-- start INPUT ROWS --

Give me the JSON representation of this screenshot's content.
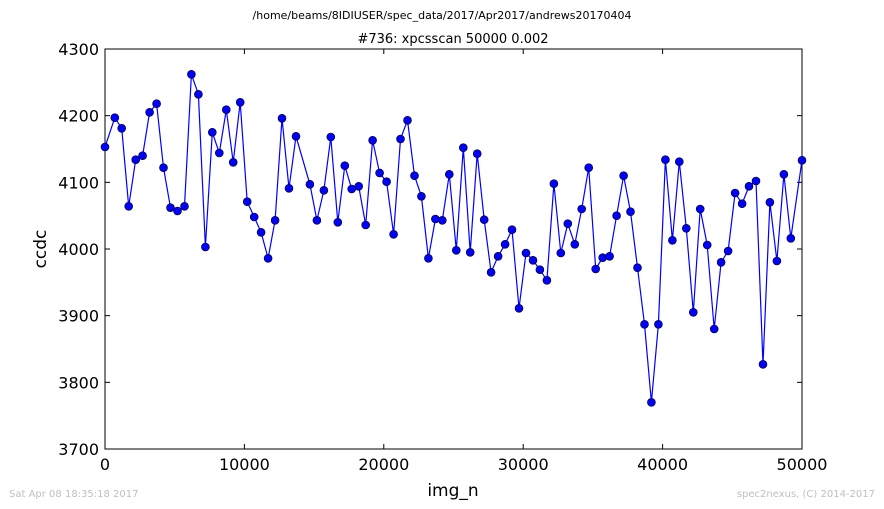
{
  "header": {
    "path": "/home/beams/8IDIUSER/spec_data/2017/Apr2017/andrews20170404"
  },
  "footer": {
    "timestamp": "Sat Apr 08 18:35:18 2017",
    "credit": "spec2nexus, (C) 2014-2017"
  },
  "chart_data": {
    "type": "line",
    "title": "#736: xpcsscan 50000 0.002",
    "xlabel": "img_n",
    "ylabel": "ccdc",
    "xlim": [
      0,
      50000
    ],
    "ylim": [
      3700,
      4300
    ],
    "xticks": [
      0,
      10000,
      20000,
      30000,
      40000,
      50000
    ],
    "yticks": [
      3700,
      3800,
      3900,
      4000,
      4100,
      4200,
      4300
    ],
    "xtick_labels": [
      "0",
      "10000",
      "20000",
      "30000",
      "40000",
      "50000"
    ],
    "ytick_labels": [
      "3700",
      "3800",
      "3900",
      "4000",
      "4100",
      "4200",
      "4300"
    ],
    "grid": false,
    "series_color": "#0000ff",
    "series": [
      {
        "marker": "circle",
        "x": [
          0,
          700,
          1200,
          1700,
          2200,
          2700,
          3200,
          3700,
          4200,
          4700,
          5200,
          5700,
          6200,
          6700,
          7200,
          7700,
          8200,
          8700,
          9200,
          9700,
          10200,
          10700,
          11200,
          11700,
          12200,
          12700,
          13200,
          13700,
          14700,
          15200,
          15700,
          16200,
          16700,
          17200,
          17700,
          18200,
          18700,
          19200,
          19700,
          20200,
          20700,
          21200,
          21700,
          22200,
          22700,
          23200,
          23700,
          24200,
          24700,
          25200,
          25700,
          26200,
          26700,
          27200,
          27700,
          28200,
          28700,
          29200,
          29700,
          30200,
          30700,
          31200,
          31700,
          32200,
          32700,
          33200,
          33700,
          34200,
          34700,
          35200,
          35700,
          36200,
          36700,
          37200,
          37700,
          38200,
          38700,
          39200,
          39700,
          40200,
          40700,
          41200,
          41700,
          42200,
          42700,
          43200,
          43700,
          44200,
          44700,
          45200,
          45700,
          46200,
          46700,
          47200,
          47700,
          48200,
          48700,
          49200,
          50000
        ],
        "y": [
          4153,
          4197,
          4181,
          4064,
          4134,
          4140,
          4205,
          4218,
          4122,
          4062,
          4057,
          4064,
          4262,
          4232,
          4003,
          4175,
          4144,
          4209,
          4130,
          4220,
          4071,
          4048,
          4025,
          3986,
          4043,
          4196,
          4091,
          4169,
          4097,
          4043,
          4088,
          4168,
          4040,
          4125,
          4090,
          4094,
          4036,
          4163,
          4114,
          4101,
          4022,
          4165,
          4193,
          4110,
          4079,
          3986,
          4045,
          4043,
          4112,
          3998,
          4152,
          3995,
          4143,
          4044,
          3965,
          3989,
          4007,
          4029,
          3911,
          3994,
          3983,
          3969,
          3953,
          4098,
          3994,
          4038,
          4007,
          4060,
          4122,
          3970,
          3987,
          3989,
          4050,
          4110,
          4056,
          3972,
          3887,
          3770,
          3887,
          4134,
          4013,
          4131,
          4031,
          3905,
          4060,
          4006,
          3880,
          3980,
          3997,
          4084,
          4068,
          4094,
          4102,
          3827,
          4070,
          3982,
          4112,
          4016,
          4133
        ]
      }
    ]
  }
}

-- end INPUT ROWS --

• [WHAT THIS TASK INVOLVES]
Above are the records; reproduce them exactly and leave out the pictures.

• [COMPLETED TASK]
Give me the JSON representation of this screenshot's content.
{
  "header": {
    "path": "/home/beams/8IDIUSER/spec_data/2017/Apr2017/andrews20170404"
  },
  "footer": {
    "timestamp": "Sat Apr 08 18:35:18 2017",
    "credit": "spec2nexus, (C) 2014-2017"
  },
  "chart_data": {
    "type": "line",
    "title": "#736: xpcsscan 50000 0.002",
    "xlabel": "img_n",
    "ylabel": "ccdc",
    "xlim": [
      0,
      50000
    ],
    "ylim": [
      3700,
      4300
    ],
    "xticks": [
      0,
      10000,
      20000,
      30000,
      40000,
      50000
    ],
    "yticks": [
      3700,
      3800,
      3900,
      4000,
      4100,
      4200,
      4300
    ],
    "xtick_labels": [
      "0",
      "10000",
      "20000",
      "30000",
      "40000",
      "50000"
    ],
    "ytick_labels": [
      "3700",
      "3800",
      "3900",
      "4000",
      "4100",
      "4200",
      "4300"
    ],
    "grid": false,
    "series_color": "#0000ff",
    "series": [
      {
        "marker": "circle",
        "x": [
          0,
          700,
          1200,
          1700,
          2200,
          2700,
          3200,
          3700,
          4200,
          4700,
          5200,
          5700,
          6200,
          6700,
          7200,
          7700,
          8200,
          8700,
          9200,
          9700,
          10200,
          10700,
          11200,
          11700,
          12200,
          12700,
          13200,
          13700,
          14700,
          15200,
          15700,
          16200,
          16700,
          17200,
          17700,
          18200,
          18700,
          19200,
          19700,
          20200,
          20700,
          21200,
          21700,
          22200,
          22700,
          23200,
          23700,
          24200,
          24700,
          25200,
          25700,
          26200,
          26700,
          27200,
          27700,
          28200,
          28700,
          29200,
          29700,
          30200,
          30700,
          31200,
          31700,
          32200,
          32700,
          33200,
          33700,
          34200,
          34700,
          35200,
          35700,
          36200,
          36700,
          37200,
          37700,
          38200,
          38700,
          39200,
          39700,
          40200,
          40700,
          41200,
          41700,
          42200,
          42700,
          43200,
          43700,
          44200,
          44700,
          45200,
          45700,
          46200,
          46700,
          47200,
          47700,
          48200,
          48700,
          49200,
          50000
        ],
        "y": [
          4153,
          4197,
          4181,
          4064,
          4134,
          4140,
          4205,
          4218,
          4122,
          4062,
          4057,
          4064,
          4262,
          4232,
          4003,
          4175,
          4144,
          4209,
          4130,
          4220,
          4071,
          4048,
          4025,
          3986,
          4043,
          4196,
          4091,
          4169,
          4097,
          4043,
          4088,
          4168,
          4040,
          4125,
          4090,
          4094,
          4036,
          4163,
          4114,
          4101,
          4022,
          4165,
          4193,
          4110,
          4079,
          3986,
          4045,
          4043,
          4112,
          3998,
          4152,
          3995,
          4143,
          4044,
          3965,
          3989,
          4007,
          4029,
          3911,
          3994,
          3983,
          3969,
          3953,
          4098,
          3994,
          4038,
          4007,
          4060,
          4122,
          3970,
          3987,
          3989,
          4050,
          4110,
          4056,
          3972,
          3887,
          3770,
          3887,
          4134,
          4013,
          4131,
          4031,
          3905,
          4060,
          4006,
          3880,
          3980,
          3997,
          4084,
          4068,
          4094,
          4102,
          3827,
          4070,
          3982,
          4112,
          4016,
          4133
        ]
      }
    ]
  }
}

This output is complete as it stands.